** START PROVIDED RECORDS **

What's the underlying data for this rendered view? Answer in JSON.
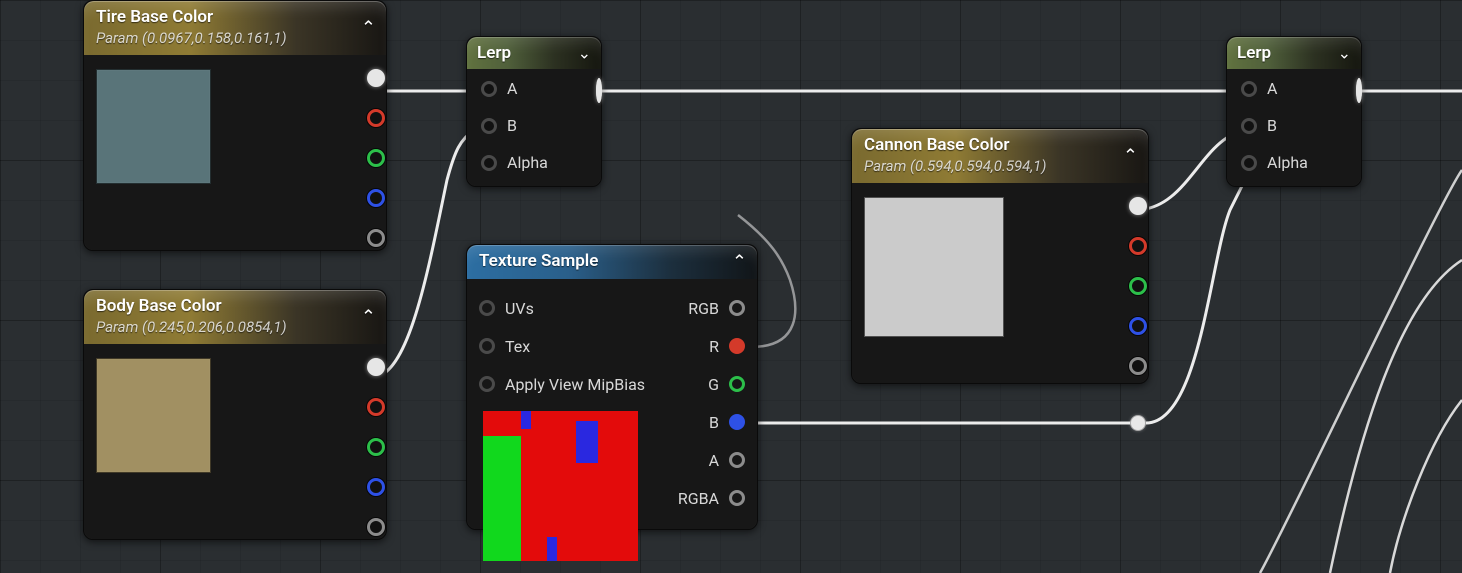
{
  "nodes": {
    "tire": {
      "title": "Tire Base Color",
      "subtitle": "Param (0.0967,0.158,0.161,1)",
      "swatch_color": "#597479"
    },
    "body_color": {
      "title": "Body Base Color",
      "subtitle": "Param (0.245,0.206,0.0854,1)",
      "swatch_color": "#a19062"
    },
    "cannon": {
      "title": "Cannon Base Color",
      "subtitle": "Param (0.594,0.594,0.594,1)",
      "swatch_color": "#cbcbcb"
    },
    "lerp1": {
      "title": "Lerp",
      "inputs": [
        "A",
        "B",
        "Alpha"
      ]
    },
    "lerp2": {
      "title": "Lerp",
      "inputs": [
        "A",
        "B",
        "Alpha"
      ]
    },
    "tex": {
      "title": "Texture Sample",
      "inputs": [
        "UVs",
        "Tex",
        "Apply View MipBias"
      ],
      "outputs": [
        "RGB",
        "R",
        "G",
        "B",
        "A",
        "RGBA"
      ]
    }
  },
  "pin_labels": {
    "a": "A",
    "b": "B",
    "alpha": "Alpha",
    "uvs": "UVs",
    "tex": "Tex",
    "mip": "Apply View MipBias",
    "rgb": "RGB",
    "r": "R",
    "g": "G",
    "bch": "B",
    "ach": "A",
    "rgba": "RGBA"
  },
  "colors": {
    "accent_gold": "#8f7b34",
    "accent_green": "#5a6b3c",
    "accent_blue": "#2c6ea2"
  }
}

** END PROVIDED RECORDS **
** START PROVIDED RECORDS **

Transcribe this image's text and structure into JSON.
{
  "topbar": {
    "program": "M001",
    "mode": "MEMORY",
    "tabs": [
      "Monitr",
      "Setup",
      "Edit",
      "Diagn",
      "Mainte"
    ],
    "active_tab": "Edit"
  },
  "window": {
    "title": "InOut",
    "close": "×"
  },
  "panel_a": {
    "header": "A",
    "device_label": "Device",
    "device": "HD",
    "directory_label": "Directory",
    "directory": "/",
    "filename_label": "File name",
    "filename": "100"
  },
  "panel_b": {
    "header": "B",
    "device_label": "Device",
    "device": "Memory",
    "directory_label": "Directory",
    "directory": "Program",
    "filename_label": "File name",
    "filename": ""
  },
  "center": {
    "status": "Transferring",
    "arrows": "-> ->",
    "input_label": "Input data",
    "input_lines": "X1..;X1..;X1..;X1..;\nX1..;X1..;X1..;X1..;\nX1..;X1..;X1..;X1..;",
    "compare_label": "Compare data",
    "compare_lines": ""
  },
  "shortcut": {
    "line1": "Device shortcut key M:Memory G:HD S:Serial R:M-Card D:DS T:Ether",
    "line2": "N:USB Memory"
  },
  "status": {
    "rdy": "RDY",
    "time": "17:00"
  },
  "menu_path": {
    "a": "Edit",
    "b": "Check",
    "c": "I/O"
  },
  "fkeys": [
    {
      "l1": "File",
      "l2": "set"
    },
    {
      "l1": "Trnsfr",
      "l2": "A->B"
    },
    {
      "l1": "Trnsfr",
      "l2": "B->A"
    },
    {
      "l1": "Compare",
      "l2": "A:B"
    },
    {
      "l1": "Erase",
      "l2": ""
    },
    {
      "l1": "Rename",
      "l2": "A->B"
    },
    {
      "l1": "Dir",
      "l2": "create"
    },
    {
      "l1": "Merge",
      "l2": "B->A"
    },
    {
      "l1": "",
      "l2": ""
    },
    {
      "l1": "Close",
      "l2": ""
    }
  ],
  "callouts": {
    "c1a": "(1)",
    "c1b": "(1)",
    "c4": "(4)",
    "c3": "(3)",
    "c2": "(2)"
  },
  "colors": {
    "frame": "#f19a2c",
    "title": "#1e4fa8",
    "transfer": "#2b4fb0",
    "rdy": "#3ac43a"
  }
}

** END PROVIDED RECORDS **

TO BE DONE -
Tally the lines of the data that hold the string "subtitle". Answer with the number and nothing more.

OUTPUT FOR THIS TASK -
3